__Stored dataset items__
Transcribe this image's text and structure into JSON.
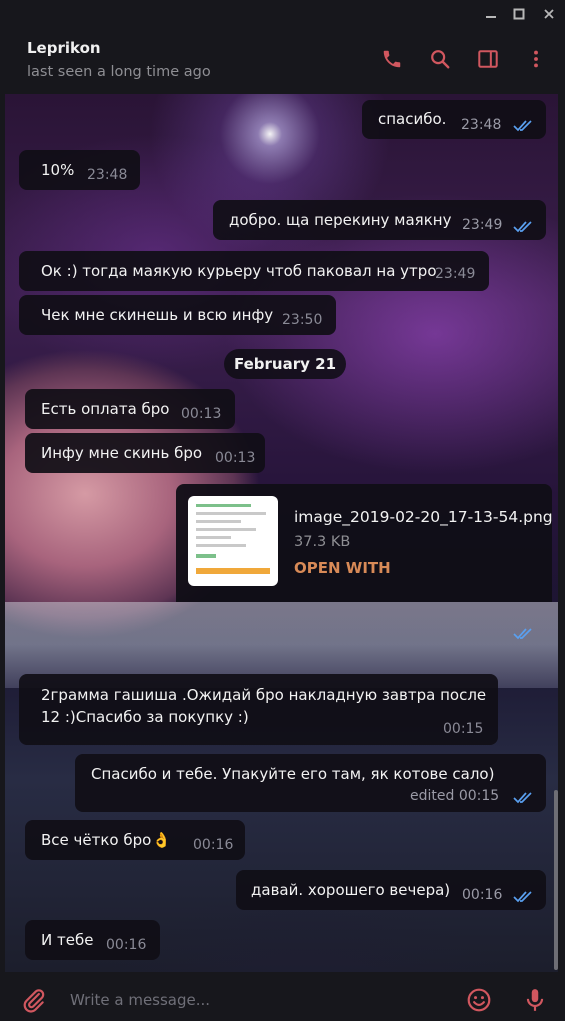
{
  "window": {
    "minimize_glyph": "—",
    "maximize_glyph": "☐",
    "close_glyph": "✕"
  },
  "header": {
    "name": "Leprikon",
    "status": "last seen a long time ago",
    "icons": [
      "phone-icon",
      "search-icon",
      "sidebar-toggle-icon",
      "more-vertical-icon"
    ]
  },
  "colors": {
    "accent": "#d1575f",
    "link": "#d88a57",
    "check": "#5aa0f0"
  },
  "messages": {
    "m1": {
      "text": "спасибо.",
      "time": "23:48"
    },
    "m2": {
      "text": "10%",
      "time": "23:48"
    },
    "m3": {
      "text": "добро. ща перекину маякну",
      "time": "23:49"
    },
    "m4": {
      "text": "Ок :) тогда маякую курьеру чтоб паковал на утро",
      "time": "23:49"
    },
    "m5": {
      "text": "Чек мне скинешь и всю инфу",
      "time": "23:50"
    },
    "date": "February 21",
    "m6": {
      "text": "Есть оплата бро",
      "time": "00:13"
    },
    "m7": {
      "text": "Инфу мне скинь бро",
      "time": "00:13"
    },
    "file": {
      "name": "image_2019-02-20_17-13-54.png",
      "size": "37.3 KB",
      "action": "OPEN WITH"
    },
    "m8": {
      "line1": "2грамма гашиша .Ожидай бро накладную завтра после",
      "line2": "12 :)Спасибо за покупку :)",
      "time": "00:15"
    },
    "m9": {
      "text": "Спасибо и тебе. Упакуйте его там, як котове сало)",
      "time": "edited 00:15"
    },
    "m10": {
      "text": "Все чётко бро",
      "time": "00:16"
    },
    "m11": {
      "text": "давай. хорошего вечера)",
      "time": "00:16"
    },
    "m12": {
      "text": "И тебе",
      "time": "00:16"
    }
  },
  "composer": {
    "placeholder": "Write a message..."
  }
}
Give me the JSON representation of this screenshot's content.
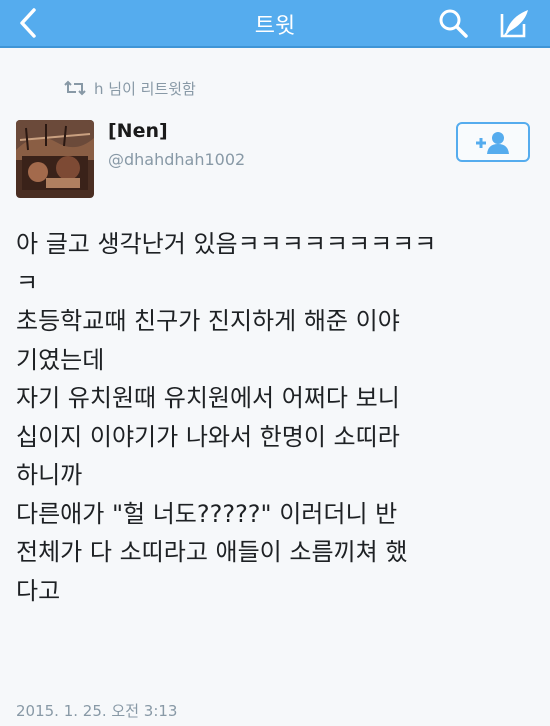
{
  "header": {
    "title": "트윗",
    "bg_color": "#55acee",
    "back_icon": "chevron-left-icon",
    "search_icon": "search-icon",
    "compose_icon": "compose-icon"
  },
  "retweet": {
    "icon": "retweet-icon",
    "text": "h 님이 리트윗함"
  },
  "author": {
    "name": "[Nen]",
    "handle": "@dhahdhah1002",
    "follow_icon": "follow-user-icon"
  },
  "tweet": {
    "lines": [
      "아 글고 생각난거 있음ㅋㅋㅋㅋㅋㅋㅋㅋㅋ",
      "ㅋ",
      "초등학교때 친구가 진지하게 해준 이야",
      "기였는데",
      "자기 유치원때 유치원에서 어쩌다 보니",
      "십이지 이야기가 나와서 한명이 소띠라",
      "하니까",
      "다른애가 \"헐 너도?????\" 이러더니 반",
      "전체가 다 소띠라고 애들이 소름끼쳐 했",
      "다고"
    ],
    "timestamp": "2015. 1. 25. 오전 3:13"
  }
}
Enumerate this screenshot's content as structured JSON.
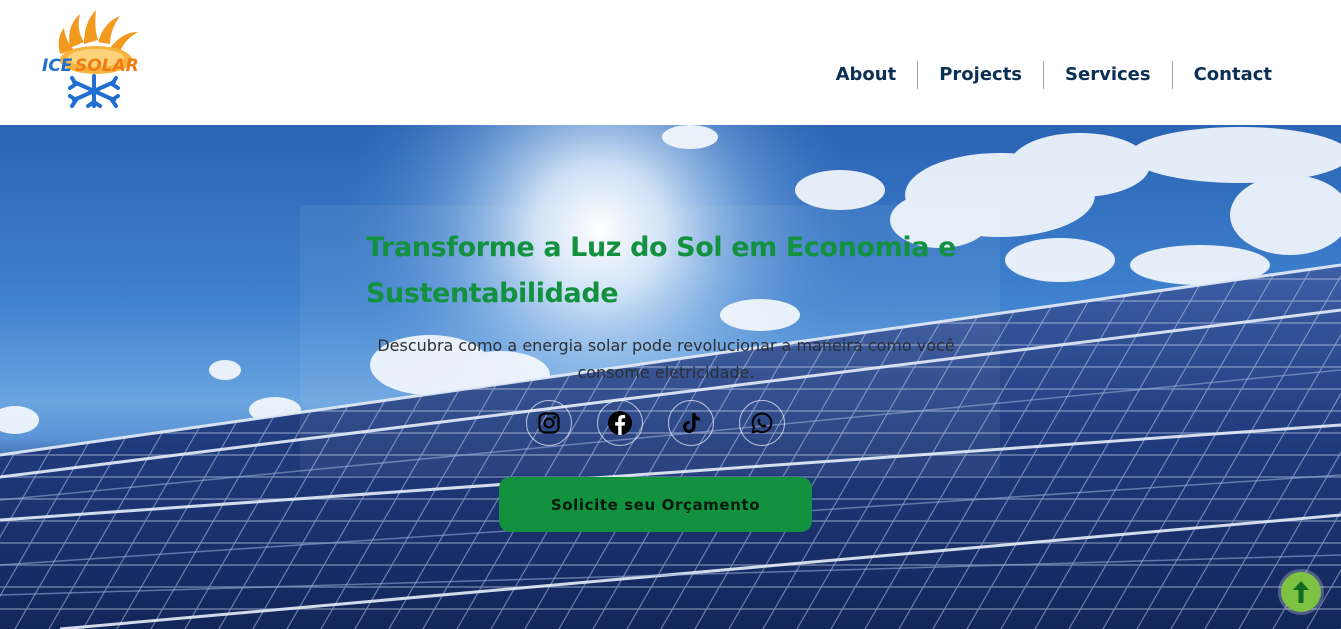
{
  "brand": {
    "logo_text_left": "ICE",
    "logo_text_right": "SOLAR",
    "logo_icon": "sun-snowflake-logo"
  },
  "nav": {
    "items": [
      {
        "label": "About"
      },
      {
        "label": "Projects"
      },
      {
        "label": "Services"
      },
      {
        "label": "Contact"
      }
    ]
  },
  "hero": {
    "title": "Transforme a Luz do Sol em Economia e Sustentabilidade",
    "subtitle": "Descubra como a energia solar pode revolucionar a maneira como você consome eletricidade.",
    "cta_label": "Solicite seu Orçamento",
    "socials": [
      {
        "icon": "instagram-icon"
      },
      {
        "icon": "facebook-icon"
      },
      {
        "icon": "tiktok-icon"
      },
      {
        "icon": "whatsapp-icon"
      }
    ]
  },
  "scroll_top": {
    "icon": "arrow-up-icon"
  },
  "colors": {
    "nav_text": "#0c2f55",
    "brand_green": "#12913e",
    "scroll_top_green": "#7dc242",
    "logo_orange": "#f39a1e",
    "logo_blue": "#1f6fd1"
  }
}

__Set problem__
Omit the images and transcribe all of the records above word for word.

__Output__
Transcribe this image's text and structure into JSON.
{
  "window": {
    "minimize_glyph": "—",
    "maximize_glyph": "☐",
    "close_glyph": "✕"
  },
  "header": {
    "name": "Leprikon",
    "status": "last seen a long time ago",
    "icons": [
      "phone-icon",
      "search-icon",
      "sidebar-toggle-icon",
      "more-vertical-icon"
    ]
  },
  "colors": {
    "accent": "#d1575f",
    "link": "#d88a57",
    "check": "#5aa0f0"
  },
  "messages": {
    "m1": {
      "text": "спасибо.",
      "time": "23:48"
    },
    "m2": {
      "text": "10%",
      "time": "23:48"
    },
    "m3": {
      "text": "добро. ща перекину маякну",
      "time": "23:49"
    },
    "m4": {
      "text": "Ок :) тогда маякую курьеру чтоб паковал на утро",
      "time": "23:49"
    },
    "m5": {
      "text": "Чек мне скинешь и всю инфу",
      "time": "23:50"
    },
    "date": "February 21",
    "m6": {
      "text": "Есть оплата бро",
      "time": "00:13"
    },
    "m7": {
      "text": "Инфу мне скинь бро",
      "time": "00:13"
    },
    "file": {
      "name": "image_2019-02-20_17-13-54.png",
      "size": "37.3 KB",
      "action": "OPEN WITH"
    },
    "m8": {
      "line1": "2грамма гашиша .Ожидай бро накладную завтра после",
      "line2": "12 :)Спасибо за покупку :)",
      "time": "00:15"
    },
    "m9": {
      "text": "Спасибо и тебе. Упакуйте его там, як котове сало)",
      "time": "edited 00:15"
    },
    "m10": {
      "text": "Все чётко бро",
      "time": "00:16"
    },
    "m11": {
      "text": "давай. хорошего вечера)",
      "time": "00:16"
    },
    "m12": {
      "text": "И тебе",
      "time": "00:16"
    }
  },
  "composer": {
    "placeholder": "Write a message..."
  }
}
Give me the JSON representation of this screenshot's content.
{
  "header": {
    "title": "트윗",
    "bg_color": "#55acee",
    "back_icon": "chevron-left-icon",
    "search_icon": "search-icon",
    "compose_icon": "compose-icon"
  },
  "retweet": {
    "icon": "retweet-icon",
    "text": "h 님이 리트윗함"
  },
  "author": {
    "name": "[Nen]",
    "handle": "@dhahdhah1002",
    "follow_icon": "follow-user-icon"
  },
  "tweet": {
    "lines": [
      "아 글고 생각난거 있음ㅋㅋㅋㅋㅋㅋㅋㅋㅋ",
      "ㅋ",
      "초등학교때 친구가 진지하게 해준 이야",
      "기였는데",
      "자기 유치원때 유치원에서 어쩌다 보니",
      "십이지 이야기가 나와서 한명이 소띠라",
      "하니까",
      "다른애가 \"헐 너도?????\" 이러더니 반",
      "전체가 다 소띠라고 애들이 소름끼쳐 했",
      "다고"
    ],
    "timestamp": "2015. 1. 25. 오전 3:13"
  }
}
Enumerate this screenshot's content as structured JSON.
{
  "brand": {
    "logo_text_left": "ICE",
    "logo_text_right": "SOLAR",
    "logo_icon": "sun-snowflake-logo"
  },
  "nav": {
    "items": [
      {
        "label": "About"
      },
      {
        "label": "Projects"
      },
      {
        "label": "Services"
      },
      {
        "label": "Contact"
      }
    ]
  },
  "hero": {
    "title": "Transforme a Luz do Sol em Economia e Sustentabilidade",
    "subtitle": "Descubra como a energia solar pode revolucionar a maneira como você consome eletricidade.",
    "cta_label": "Solicite seu Orçamento",
    "socials": [
      {
        "icon": "instagram-icon"
      },
      {
        "icon": "facebook-icon"
      },
      {
        "icon": "tiktok-icon"
      },
      {
        "icon": "whatsapp-icon"
      }
    ]
  },
  "scroll_top": {
    "icon": "arrow-up-icon"
  },
  "colors": {
    "nav_text": "#0c2f55",
    "brand_green": "#12913e",
    "scroll_top_green": "#7dc242",
    "logo_orange": "#f39a1e",
    "logo_blue": "#1f6fd1"
  }
}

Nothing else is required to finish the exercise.